#### WHAT THIS TASK INVOLVES
Check every line below for the string "chevron", and copy the lines that contain it.

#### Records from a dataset
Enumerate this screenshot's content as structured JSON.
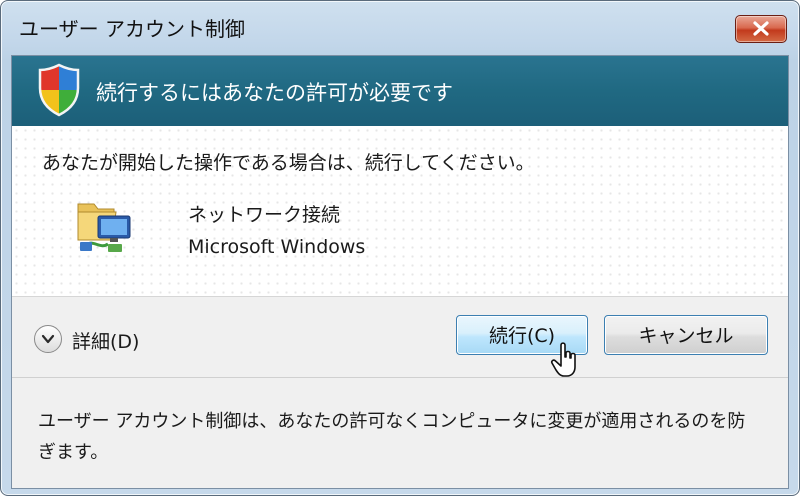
{
  "window": {
    "title": "ユーザー アカウント制御"
  },
  "banner": {
    "text": "続行するにはあなたの許可が必要です"
  },
  "content": {
    "instruction": "あなたが開始した操作である場合は、続行してください。",
    "program_name": "ネットワーク接続",
    "publisher": "Microsoft Windows"
  },
  "actions": {
    "details_label": "詳細(D)",
    "continue_label": "続行(C)",
    "cancel_label": "キャンセル"
  },
  "footer": {
    "text": "ユーザー アカウント制御は、あなたの許可なくコンピュータに変更が適用されるのを防ぎます。"
  },
  "icons": {
    "close": "close-icon",
    "shield": "uac-shield-icon",
    "program": "network-connections-icon",
    "details": "chevron-down-icon",
    "cursor": "mouse-cursor-icon"
  },
  "colors": {
    "banner": "#206982",
    "continue_button": "#bee6fd",
    "close_button": "#c23a1d"
  }
}
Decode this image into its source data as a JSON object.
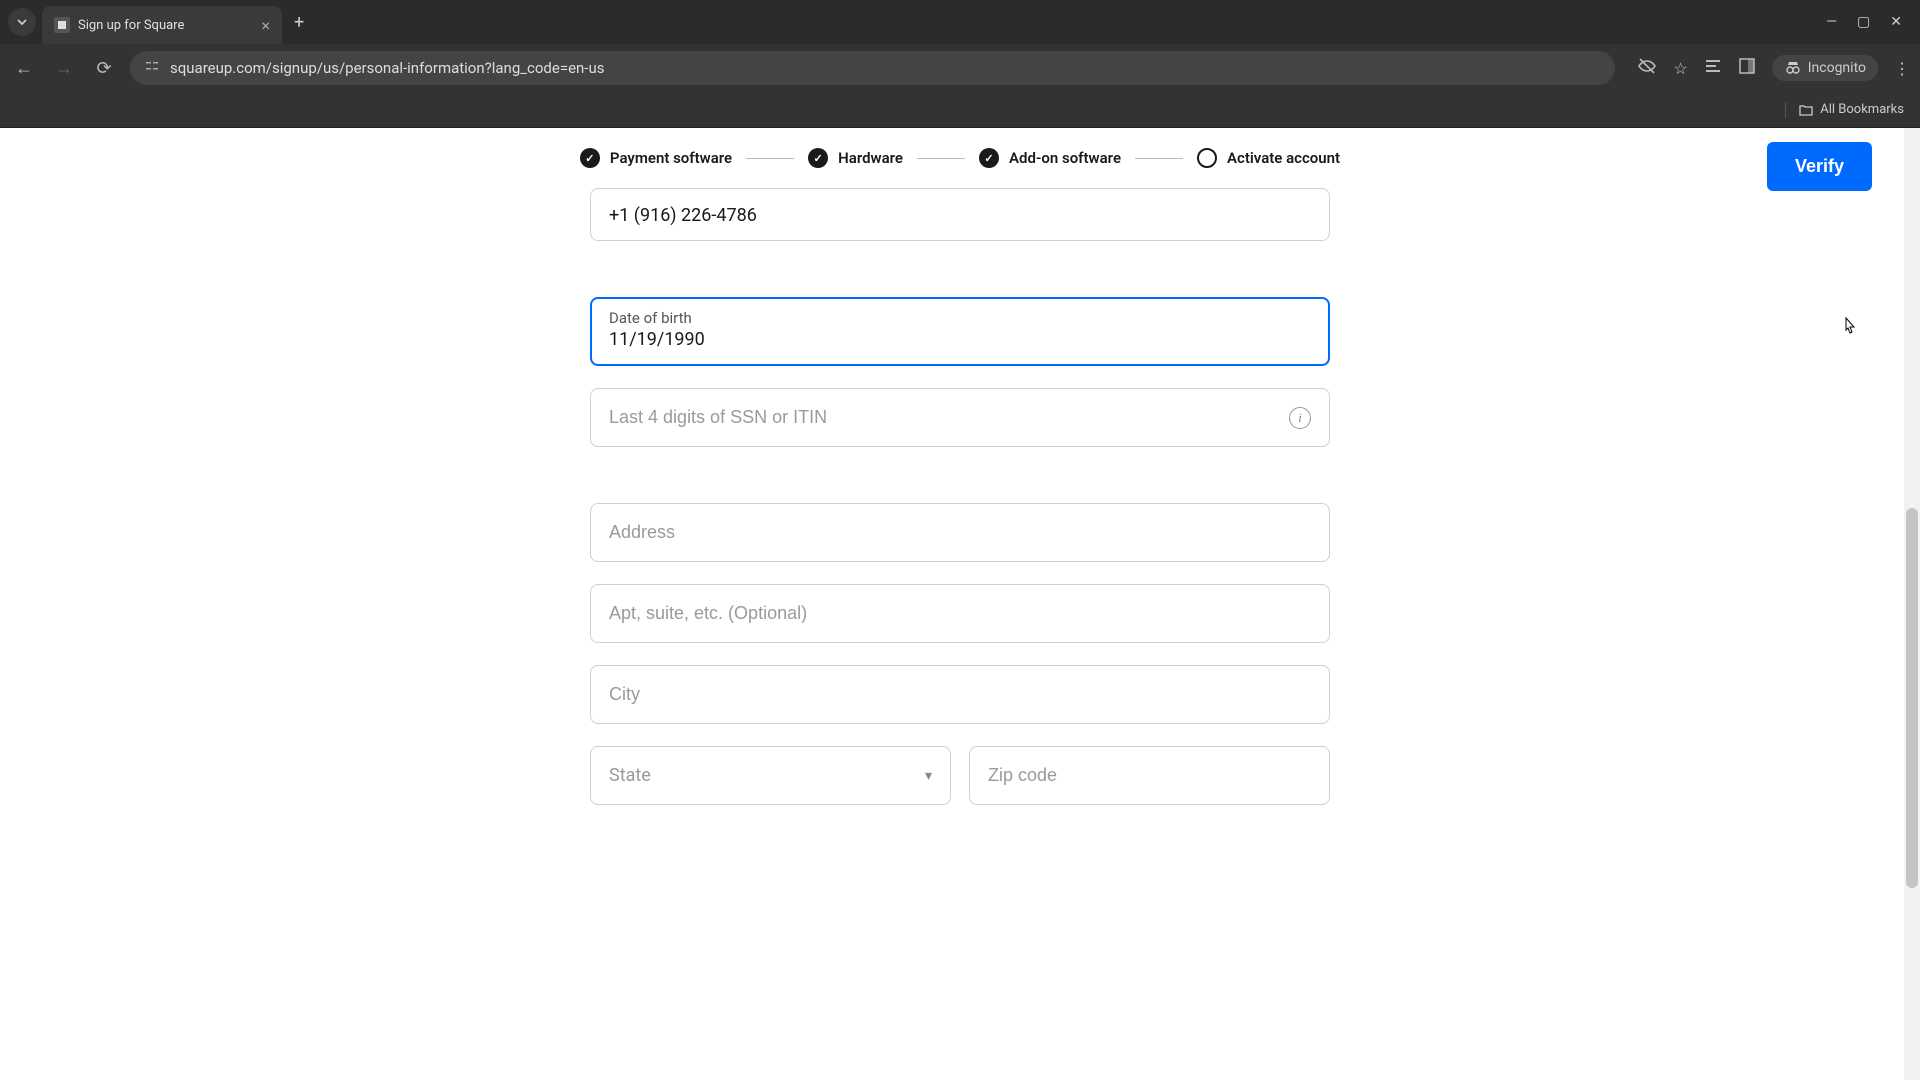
{
  "browser": {
    "tab_title": "Sign up for Square",
    "url": "squareup.com/signup/us/personal-information?lang_code=en-us",
    "incognito_label": "Incognito",
    "all_bookmarks": "All Bookmarks"
  },
  "stepper": {
    "steps": [
      {
        "label": "Payment software",
        "state": "done"
      },
      {
        "label": "Hardware",
        "state": "done"
      },
      {
        "label": "Add-on software",
        "state": "done"
      },
      {
        "label": "Activate account",
        "state": "pending"
      }
    ]
  },
  "verify_button": "Verify",
  "form": {
    "phone_value": "+1 (916) 226-4786",
    "dob_label": "Date of birth",
    "dob_value": "11/19/1990",
    "ssn_placeholder": "Last 4 digits of SSN or ITIN",
    "address_placeholder": "Address",
    "apt_placeholder": "Apt, suite, etc. (Optional)",
    "city_placeholder": "City",
    "state_placeholder": "State",
    "zip_placeholder": "Zip code"
  }
}
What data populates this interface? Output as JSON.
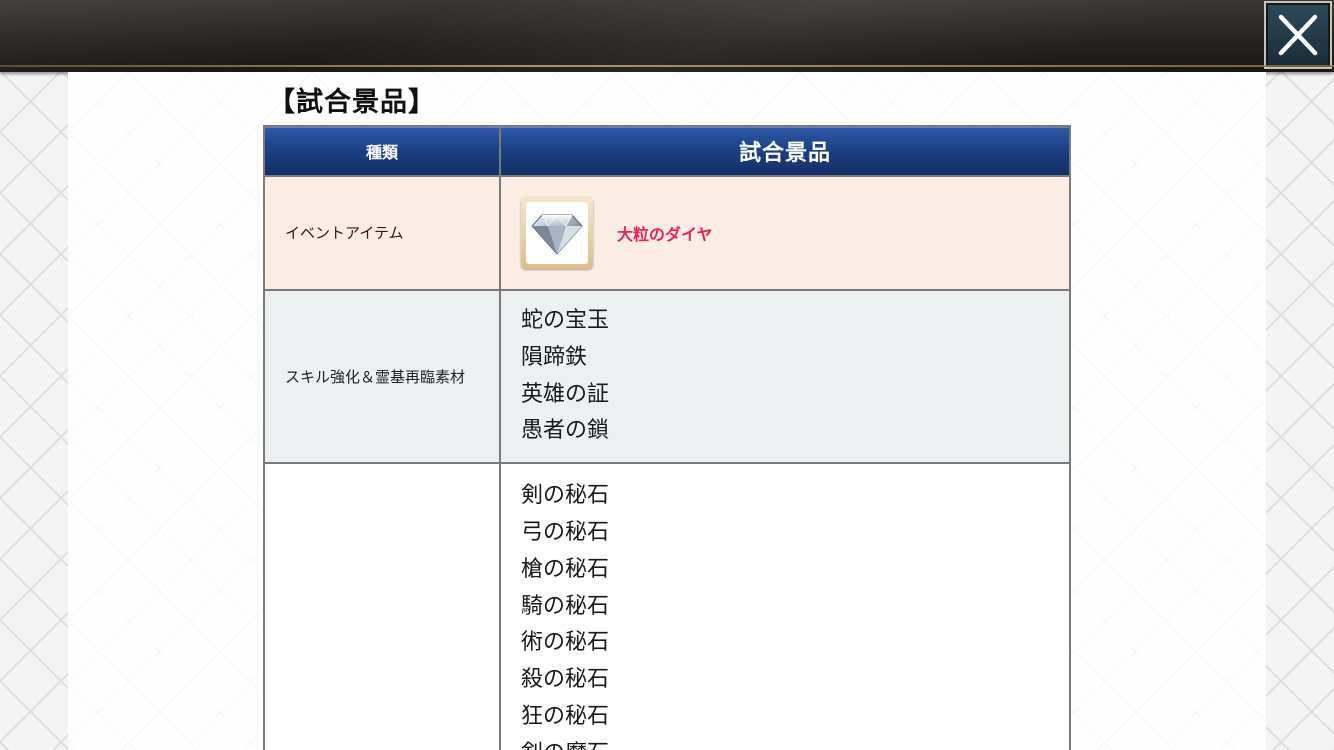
{
  "header": {
    "close_icon": "close-icon"
  },
  "section": {
    "title": "【試合景品】"
  },
  "table": {
    "headers": {
      "kind": "種類",
      "prize": "試合景品"
    },
    "rows": [
      {
        "kind": "イベントアイテム",
        "item": {
          "icon": "diamond-icon",
          "name": "大粒のダイヤ",
          "name_color": "#e5245f"
        }
      },
      {
        "kind": "スキル強化＆霊基再臨素材",
        "items": [
          "蛇の宝玉",
          "隕蹄鉄",
          "英雄の証",
          "愚者の鎖"
        ]
      },
      {
        "kind": "",
        "items": [
          "剣の秘石",
          "弓の秘石",
          "槍の秘石",
          "騎の秘石",
          "術の秘石",
          "殺の秘石",
          "狂の秘石",
          "剣の魔石"
        ]
      }
    ]
  },
  "colors": {
    "header_blue": "#1b3d80",
    "event_row_bg": "#fcede4",
    "skill_row_bg": "#edf0f1",
    "accent_pink": "#e5245f"
  }
}
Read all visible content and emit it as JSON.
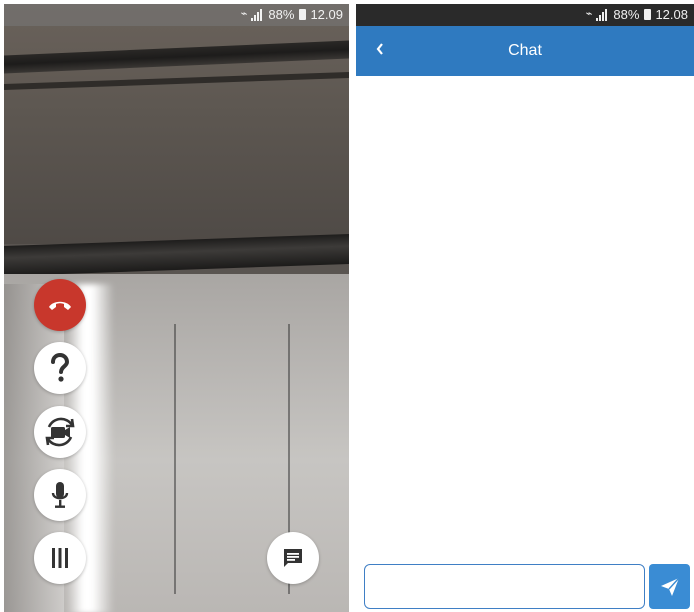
{
  "left_status": {
    "battery": "88%",
    "time": "12.09"
  },
  "right_status": {
    "battery": "88%",
    "time": "12.08"
  },
  "call": {
    "controls": [
      {
        "id": "end-call",
        "icon": "phone-hangup-icon"
      },
      {
        "id": "help",
        "icon": "question-mark-icon"
      },
      {
        "id": "switch-camera",
        "icon": "camera-switch-icon"
      },
      {
        "id": "microphone",
        "icon": "microphone-icon"
      },
      {
        "id": "menu",
        "icon": "menu-bars-icon"
      }
    ],
    "chat_fab_icon": "chat-bubble-icon",
    "colors": {
      "end_call": "#c8372c",
      "button": "#ffffff"
    }
  },
  "chat": {
    "title": "Chat",
    "back_icon": "chevron-left-icon",
    "input": {
      "value": "",
      "placeholder": ""
    },
    "send_icon": "paper-plane-icon",
    "colors": {
      "header": "#2f7ac0",
      "send": "#3a8cd4",
      "input_border": "#3f7fc5"
    }
  }
}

#### ANSWER IN FULL
    "details": "chevron-down-icon",
    "back_icon": "chevron-left-icon",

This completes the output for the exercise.